• Task
From the entries below, pull out each line where "value" appears.

• Material supplied
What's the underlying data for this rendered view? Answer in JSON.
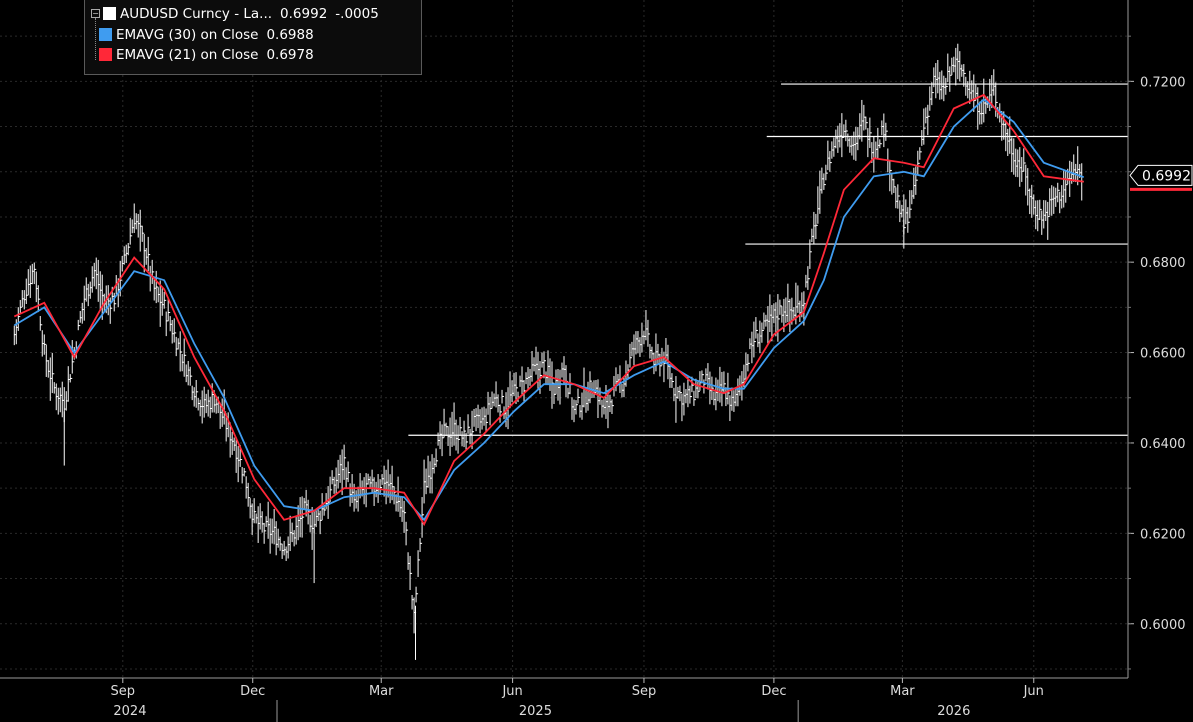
{
  "legend": {
    "items": [
      {
        "label": "AUDUSD Curncy - La...",
        "value": "0.6992",
        "change": "-.0005",
        "color": "#ffffff"
      },
      {
        "label": "EMAVG (30)  on Close",
        "value": "0.6988",
        "change": "",
        "color": "#3f9cf0"
      },
      {
        "label": "EMAVG (21)  on Close",
        "value": "0.6978",
        "change": "",
        "color": "#ff2838"
      }
    ]
  },
  "chart_data": {
    "type": "line",
    "title": "",
    "xlabel": "",
    "ylabel": "",
    "ylim": [
      0.588,
      0.738
    ],
    "yticks": [
      0.6,
      0.62,
      0.64,
      0.66,
      0.68,
      0.72
    ],
    "last_price_label": "0.6992",
    "last_price": 0.6992,
    "x_month_labels": [
      "Sep",
      "Dec",
      "Mar",
      "Jun",
      "Sep",
      "Dec",
      "Mar",
      "Jun"
    ],
    "x_year_labels": [
      "2024",
      "2025",
      "2026"
    ],
    "horizontal_levels": [
      {
        "value": 0.7194,
        "from": "2025-12-20"
      },
      {
        "value": 0.7078,
        "from": "2025-12-10"
      },
      {
        "value": 0.684,
        "from": "2025-11-25"
      },
      {
        "value": 0.6417,
        "from": "2025-04-03"
      }
    ],
    "series": [
      {
        "name": "AUDUSD Curncy - La...",
        "style": "bars",
        "color": "#ffffff",
        "points": [
          [
            "2024-07-01",
            0.664
          ],
          [
            "2024-07-08",
            0.673
          ],
          [
            "2024-07-15",
            0.679
          ],
          [
            "2024-07-22",
            0.66
          ],
          [
            "2024-07-29",
            0.652
          ],
          [
            "2024-08-05",
            0.649
          ],
          [
            "2024-08-12",
            0.66
          ],
          [
            "2024-08-19",
            0.672
          ],
          [
            "2024-08-26",
            0.678
          ],
          [
            "2024-09-02",
            0.671
          ],
          [
            "2024-09-09",
            0.672
          ],
          [
            "2024-09-16",
            0.68
          ],
          [
            "2024-09-23",
            0.69
          ],
          [
            "2024-09-30",
            0.684
          ],
          [
            "2024-10-07",
            0.674
          ],
          [
            "2024-10-14",
            0.67
          ],
          [
            "2024-10-21",
            0.664
          ],
          [
            "2024-10-28",
            0.658
          ],
          [
            "2024-11-04",
            0.652
          ],
          [
            "2024-11-11",
            0.648
          ],
          [
            "2024-11-18",
            0.65
          ],
          [
            "2024-11-25",
            0.645
          ],
          [
            "2024-12-02",
            0.64
          ],
          [
            "2024-12-09",
            0.633
          ],
          [
            "2024-12-16",
            0.623
          ],
          [
            "2024-12-23",
            0.621
          ],
          [
            "2024-12-30",
            0.62
          ],
          [
            "2025-01-06",
            0.617
          ],
          [
            "2025-01-13",
            0.62
          ],
          [
            "2025-01-20",
            0.625
          ],
          [
            "2025-01-27",
            0.622
          ],
          [
            "2025-02-03",
            0.626
          ],
          [
            "2025-02-10",
            0.631
          ],
          [
            "2025-02-17",
            0.636
          ],
          [
            "2025-02-24",
            0.626
          ],
          [
            "2025-03-03",
            0.63
          ],
          [
            "2025-03-10",
            0.63
          ],
          [
            "2025-03-17",
            0.632
          ],
          [
            "2025-03-24",
            0.629
          ],
          [
            "2025-03-31",
            0.624
          ],
          [
            "2025-04-07",
            0.601
          ],
          [
            "2025-04-14",
            0.63
          ],
          [
            "2025-04-21",
            0.637
          ],
          [
            "2025-04-28",
            0.642
          ],
          [
            "2025-05-05",
            0.643
          ],
          [
            "2025-05-12",
            0.641
          ],
          [
            "2025-05-19",
            0.644
          ],
          [
            "2025-05-26",
            0.645
          ],
          [
            "2025-06-02",
            0.65
          ],
          [
            "2025-06-09",
            0.648
          ],
          [
            "2025-06-16",
            0.651
          ],
          [
            "2025-06-23",
            0.653
          ],
          [
            "2025-06-30",
            0.656
          ],
          [
            "2025-07-07",
            0.657
          ],
          [
            "2025-07-14",
            0.652
          ],
          [
            "2025-07-21",
            0.657
          ],
          [
            "2025-07-28",
            0.647
          ],
          [
            "2025-08-04",
            0.65
          ],
          [
            "2025-08-11",
            0.653
          ],
          [
            "2025-08-18",
            0.647
          ],
          [
            "2025-08-25",
            0.651
          ],
          [
            "2025-09-01",
            0.654
          ],
          [
            "2025-09-08",
            0.661
          ],
          [
            "2025-09-15",
            0.665
          ],
          [
            "2025-09-22",
            0.658
          ],
          [
            "2025-09-29",
            0.659
          ],
          [
            "2025-10-06",
            0.652
          ],
          [
            "2025-10-13",
            0.65
          ],
          [
            "2025-10-20",
            0.651
          ],
          [
            "2025-10-27",
            0.654
          ],
          [
            "2025-11-03",
            0.65
          ],
          [
            "2025-11-10",
            0.652
          ],
          [
            "2025-11-17",
            0.648
          ],
          [
            "2025-11-24",
            0.656
          ],
          [
            "2025-12-01",
            0.663
          ],
          [
            "2025-12-08",
            0.665
          ],
          [
            "2025-12-15",
            0.668
          ],
          [
            "2025-12-22",
            0.67
          ],
          [
            "2025-12-29",
            0.669
          ],
          [
            "2026-01-05",
            0.672
          ],
          [
            "2026-01-12",
            0.687
          ],
          [
            "2026-01-19",
            0.699
          ],
          [
            "2026-01-26",
            0.706
          ],
          [
            "2026-02-02",
            0.71
          ],
          [
            "2026-02-09",
            0.706
          ],
          [
            "2026-02-16",
            0.711
          ],
          [
            "2026-02-23",
            0.705
          ],
          [
            "2026-03-02",
            0.71
          ],
          [
            "2026-03-09",
            0.696
          ],
          [
            "2026-03-16",
            0.688
          ],
          [
            "2026-03-23",
            0.695
          ],
          [
            "2026-03-30",
            0.71
          ],
          [
            "2026-04-06",
            0.72
          ],
          [
            "2026-04-13",
            0.718
          ],
          [
            "2026-04-20",
            0.724
          ],
          [
            "2026-04-27",
            0.722
          ],
          [
            "2026-05-04",
            0.716
          ],
          [
            "2026-05-11",
            0.714
          ],
          [
            "2026-05-18",
            0.718
          ],
          [
            "2026-05-25",
            0.71
          ],
          [
            "2026-06-01",
            0.704
          ],
          [
            "2026-06-08",
            0.7
          ],
          [
            "2026-06-15",
            0.692
          ],
          [
            "2026-06-22",
            0.69
          ],
          [
            "2026-06-29",
            0.694
          ],
          [
            "2026-07-06",
            0.696
          ],
          [
            "2026-07-13",
            0.7
          ],
          [
            "2026-07-20",
            0.6992
          ]
        ]
      },
      {
        "name": "EMAVG (30)  on Close",
        "style": "line",
        "color": "#3f9cf0",
        "points": [
          [
            "2024-07-01",
            0.666
          ],
          [
            "2024-07-22",
            0.67
          ],
          [
            "2024-08-12",
            0.66
          ],
          [
            "2024-09-02",
            0.669
          ],
          [
            "2024-09-23",
            0.678
          ],
          [
            "2024-10-14",
            0.676
          ],
          [
            "2024-11-04",
            0.662
          ],
          [
            "2024-11-25",
            0.65
          ],
          [
            "2024-12-16",
            0.635
          ],
          [
            "2025-01-06",
            0.626
          ],
          [
            "2025-01-27",
            0.625
          ],
          [
            "2025-02-17",
            0.628
          ],
          [
            "2025-03-10",
            0.629
          ],
          [
            "2025-03-31",
            0.628
          ],
          [
            "2025-04-14",
            0.623
          ],
          [
            "2025-05-05",
            0.634
          ],
          [
            "2025-05-26",
            0.64
          ],
          [
            "2025-06-16",
            0.647
          ],
          [
            "2025-07-07",
            0.653
          ],
          [
            "2025-07-28",
            0.653
          ],
          [
            "2025-08-18",
            0.651
          ],
          [
            "2025-09-08",
            0.655
          ],
          [
            "2025-09-29",
            0.658
          ],
          [
            "2025-10-20",
            0.654
          ],
          [
            "2025-11-10",
            0.652
          ],
          [
            "2025-11-24",
            0.652
          ],
          [
            "2025-12-15",
            0.661
          ],
          [
            "2026-01-05",
            0.667
          ],
          [
            "2026-01-19",
            0.676
          ],
          [
            "2026-02-02",
            0.69
          ],
          [
            "2026-02-23",
            0.699
          ],
          [
            "2026-03-16",
            0.7
          ],
          [
            "2026-03-30",
            0.699
          ],
          [
            "2026-04-20",
            0.71
          ],
          [
            "2026-05-11",
            0.716
          ],
          [
            "2026-06-01",
            0.711
          ],
          [
            "2026-06-22",
            0.702
          ],
          [
            "2026-07-20",
            0.6988
          ]
        ]
      },
      {
        "name": "EMAVG (21)  on Close",
        "style": "line",
        "color": "#ff2838",
        "points": [
          [
            "2024-07-01",
            0.668
          ],
          [
            "2024-07-22",
            0.671
          ],
          [
            "2024-08-12",
            0.659
          ],
          [
            "2024-09-02",
            0.671
          ],
          [
            "2024-09-23",
            0.681
          ],
          [
            "2024-10-14",
            0.674
          ],
          [
            "2024-11-04",
            0.659
          ],
          [
            "2024-11-25",
            0.647
          ],
          [
            "2024-12-16",
            0.632
          ],
          [
            "2025-01-06",
            0.623
          ],
          [
            "2025-01-27",
            0.625
          ],
          [
            "2025-02-17",
            0.63
          ],
          [
            "2025-03-10",
            0.63
          ],
          [
            "2025-03-31",
            0.629
          ],
          [
            "2025-04-14",
            0.622
          ],
          [
            "2025-05-05",
            0.636
          ],
          [
            "2025-05-26",
            0.642
          ],
          [
            "2025-06-16",
            0.649
          ],
          [
            "2025-07-07",
            0.655
          ],
          [
            "2025-07-28",
            0.653
          ],
          [
            "2025-08-18",
            0.65
          ],
          [
            "2025-09-08",
            0.657
          ],
          [
            "2025-09-29",
            0.659
          ],
          [
            "2025-10-20",
            0.653
          ],
          [
            "2025-11-10",
            0.651
          ],
          [
            "2025-11-24",
            0.653
          ],
          [
            "2025-12-15",
            0.664
          ],
          [
            "2026-01-05",
            0.669
          ],
          [
            "2026-01-19",
            0.682
          ],
          [
            "2026-02-02",
            0.696
          ],
          [
            "2026-02-23",
            0.703
          ],
          [
            "2026-03-16",
            0.702
          ],
          [
            "2026-03-30",
            0.701
          ],
          [
            "2026-04-20",
            0.714
          ],
          [
            "2026-05-11",
            0.717
          ],
          [
            "2026-06-01",
            0.709
          ],
          [
            "2026-06-22",
            0.699
          ],
          [
            "2026-07-20",
            0.6978
          ]
        ]
      }
    ]
  }
}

• Answer to the task
        "value": "0.6992",
        "value": "0.6988",
        "value": "0.6978",
        "value": 0.7194,
        "value": 0.7078,
        "value": 0.684,
        "value": 0.6417,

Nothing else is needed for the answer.